Copy each line that contains the word "fifth".

**TASK DATA:**
- - - - - - -

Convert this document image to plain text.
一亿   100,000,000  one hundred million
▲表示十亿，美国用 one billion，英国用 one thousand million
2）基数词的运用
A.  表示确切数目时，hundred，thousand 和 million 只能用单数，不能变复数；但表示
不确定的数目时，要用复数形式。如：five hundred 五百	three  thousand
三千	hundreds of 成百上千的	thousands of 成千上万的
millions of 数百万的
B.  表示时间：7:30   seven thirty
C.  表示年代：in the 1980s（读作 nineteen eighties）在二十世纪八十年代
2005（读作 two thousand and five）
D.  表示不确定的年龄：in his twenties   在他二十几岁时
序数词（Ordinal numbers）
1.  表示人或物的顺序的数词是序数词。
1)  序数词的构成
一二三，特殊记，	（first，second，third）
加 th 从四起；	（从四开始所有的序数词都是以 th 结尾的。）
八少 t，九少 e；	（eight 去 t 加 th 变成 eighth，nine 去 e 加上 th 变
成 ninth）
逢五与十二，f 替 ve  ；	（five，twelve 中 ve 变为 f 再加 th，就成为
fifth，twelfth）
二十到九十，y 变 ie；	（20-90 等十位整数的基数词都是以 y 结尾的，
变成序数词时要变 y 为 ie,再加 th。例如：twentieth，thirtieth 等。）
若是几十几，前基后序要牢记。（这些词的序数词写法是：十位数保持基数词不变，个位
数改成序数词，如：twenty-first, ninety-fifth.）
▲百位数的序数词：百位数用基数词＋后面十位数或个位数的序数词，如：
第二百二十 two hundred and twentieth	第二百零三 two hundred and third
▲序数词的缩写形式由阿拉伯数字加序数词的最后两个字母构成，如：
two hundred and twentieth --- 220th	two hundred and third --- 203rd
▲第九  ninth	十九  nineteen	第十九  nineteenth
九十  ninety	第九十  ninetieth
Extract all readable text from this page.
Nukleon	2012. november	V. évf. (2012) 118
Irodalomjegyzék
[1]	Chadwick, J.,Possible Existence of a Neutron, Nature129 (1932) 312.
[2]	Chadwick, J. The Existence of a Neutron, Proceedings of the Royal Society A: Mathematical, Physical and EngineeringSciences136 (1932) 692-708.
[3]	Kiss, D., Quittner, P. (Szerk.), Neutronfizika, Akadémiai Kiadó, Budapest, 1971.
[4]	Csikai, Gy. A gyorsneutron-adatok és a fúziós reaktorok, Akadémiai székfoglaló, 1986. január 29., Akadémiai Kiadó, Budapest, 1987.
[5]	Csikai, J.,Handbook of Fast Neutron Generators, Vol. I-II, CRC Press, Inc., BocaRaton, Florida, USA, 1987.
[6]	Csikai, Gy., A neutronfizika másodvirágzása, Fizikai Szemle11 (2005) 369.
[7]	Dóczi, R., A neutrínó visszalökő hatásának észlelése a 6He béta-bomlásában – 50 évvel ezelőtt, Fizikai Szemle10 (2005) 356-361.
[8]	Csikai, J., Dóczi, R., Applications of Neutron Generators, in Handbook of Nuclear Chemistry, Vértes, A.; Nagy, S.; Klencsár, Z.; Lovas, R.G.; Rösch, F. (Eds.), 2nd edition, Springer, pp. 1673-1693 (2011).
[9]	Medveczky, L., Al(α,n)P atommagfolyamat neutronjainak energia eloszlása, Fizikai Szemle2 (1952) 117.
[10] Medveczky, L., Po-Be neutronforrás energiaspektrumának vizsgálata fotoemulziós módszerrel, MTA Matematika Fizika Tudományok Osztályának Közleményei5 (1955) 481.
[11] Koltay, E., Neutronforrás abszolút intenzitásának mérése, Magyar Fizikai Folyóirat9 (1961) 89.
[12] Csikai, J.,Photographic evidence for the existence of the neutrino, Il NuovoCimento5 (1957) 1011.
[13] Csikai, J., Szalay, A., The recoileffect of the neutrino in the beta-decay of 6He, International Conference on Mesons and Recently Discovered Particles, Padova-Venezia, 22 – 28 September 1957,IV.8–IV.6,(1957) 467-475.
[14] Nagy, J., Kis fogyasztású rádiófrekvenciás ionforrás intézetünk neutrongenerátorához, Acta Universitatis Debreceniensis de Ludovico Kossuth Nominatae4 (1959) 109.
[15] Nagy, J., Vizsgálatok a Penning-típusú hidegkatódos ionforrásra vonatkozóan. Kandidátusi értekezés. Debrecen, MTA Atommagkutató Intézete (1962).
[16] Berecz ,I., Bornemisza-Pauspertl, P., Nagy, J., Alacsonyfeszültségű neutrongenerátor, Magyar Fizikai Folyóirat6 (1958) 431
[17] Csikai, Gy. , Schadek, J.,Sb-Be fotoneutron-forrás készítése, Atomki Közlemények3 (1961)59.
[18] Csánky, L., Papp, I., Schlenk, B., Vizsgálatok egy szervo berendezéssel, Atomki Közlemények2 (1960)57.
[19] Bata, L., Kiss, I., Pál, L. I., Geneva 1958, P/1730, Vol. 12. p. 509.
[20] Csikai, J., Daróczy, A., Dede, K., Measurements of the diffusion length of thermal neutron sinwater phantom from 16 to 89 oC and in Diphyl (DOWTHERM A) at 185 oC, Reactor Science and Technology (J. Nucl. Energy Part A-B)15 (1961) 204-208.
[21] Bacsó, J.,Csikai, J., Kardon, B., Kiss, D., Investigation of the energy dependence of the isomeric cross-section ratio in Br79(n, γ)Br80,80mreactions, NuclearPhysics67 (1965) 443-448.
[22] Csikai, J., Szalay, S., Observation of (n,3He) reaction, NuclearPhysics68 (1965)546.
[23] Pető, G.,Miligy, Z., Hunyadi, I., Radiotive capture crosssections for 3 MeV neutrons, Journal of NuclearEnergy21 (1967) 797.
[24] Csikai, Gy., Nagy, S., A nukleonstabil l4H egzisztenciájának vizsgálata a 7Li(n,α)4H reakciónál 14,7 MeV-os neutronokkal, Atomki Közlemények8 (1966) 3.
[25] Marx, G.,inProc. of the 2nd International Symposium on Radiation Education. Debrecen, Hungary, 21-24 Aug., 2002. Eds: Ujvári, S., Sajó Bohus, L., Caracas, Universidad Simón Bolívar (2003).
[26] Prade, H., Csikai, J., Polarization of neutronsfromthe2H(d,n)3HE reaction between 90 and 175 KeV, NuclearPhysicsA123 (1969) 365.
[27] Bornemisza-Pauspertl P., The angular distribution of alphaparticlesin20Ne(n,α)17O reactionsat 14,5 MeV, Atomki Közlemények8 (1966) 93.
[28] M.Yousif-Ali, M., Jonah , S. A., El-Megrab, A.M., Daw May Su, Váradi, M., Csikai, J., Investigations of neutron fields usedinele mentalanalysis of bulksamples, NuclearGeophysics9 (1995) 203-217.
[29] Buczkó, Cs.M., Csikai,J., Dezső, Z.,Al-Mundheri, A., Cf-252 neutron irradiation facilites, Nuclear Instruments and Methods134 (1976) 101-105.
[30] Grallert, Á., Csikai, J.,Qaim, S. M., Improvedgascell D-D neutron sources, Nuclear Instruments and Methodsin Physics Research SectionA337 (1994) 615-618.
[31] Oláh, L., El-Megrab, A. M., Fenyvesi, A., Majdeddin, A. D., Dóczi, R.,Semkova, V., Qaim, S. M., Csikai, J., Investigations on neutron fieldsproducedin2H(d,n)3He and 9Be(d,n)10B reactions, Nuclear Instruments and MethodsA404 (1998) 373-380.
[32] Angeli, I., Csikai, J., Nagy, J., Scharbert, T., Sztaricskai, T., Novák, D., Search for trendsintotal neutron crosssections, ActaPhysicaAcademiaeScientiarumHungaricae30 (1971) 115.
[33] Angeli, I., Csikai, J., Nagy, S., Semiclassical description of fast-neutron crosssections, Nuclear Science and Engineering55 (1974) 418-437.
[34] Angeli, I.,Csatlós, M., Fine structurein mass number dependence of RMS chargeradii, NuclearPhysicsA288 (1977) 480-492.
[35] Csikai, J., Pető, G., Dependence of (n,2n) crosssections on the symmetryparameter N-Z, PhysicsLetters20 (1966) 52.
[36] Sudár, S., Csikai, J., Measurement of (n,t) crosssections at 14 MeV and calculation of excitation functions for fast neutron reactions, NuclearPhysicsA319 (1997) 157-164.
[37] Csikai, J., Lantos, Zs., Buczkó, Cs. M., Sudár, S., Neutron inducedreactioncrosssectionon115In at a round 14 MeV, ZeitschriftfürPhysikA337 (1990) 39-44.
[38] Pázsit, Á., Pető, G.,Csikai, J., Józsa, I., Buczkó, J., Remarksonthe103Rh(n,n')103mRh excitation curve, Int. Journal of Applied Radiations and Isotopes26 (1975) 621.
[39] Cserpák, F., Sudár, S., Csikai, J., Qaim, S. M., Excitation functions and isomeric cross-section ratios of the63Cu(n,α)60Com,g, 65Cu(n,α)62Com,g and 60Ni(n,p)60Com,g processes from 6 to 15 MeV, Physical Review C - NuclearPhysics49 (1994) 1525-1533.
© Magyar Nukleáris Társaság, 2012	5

- - - - - - -

**SOLUTION:**
fifth，twelfth）
数改成序数词，如：twenty-first, ninety-fifth.）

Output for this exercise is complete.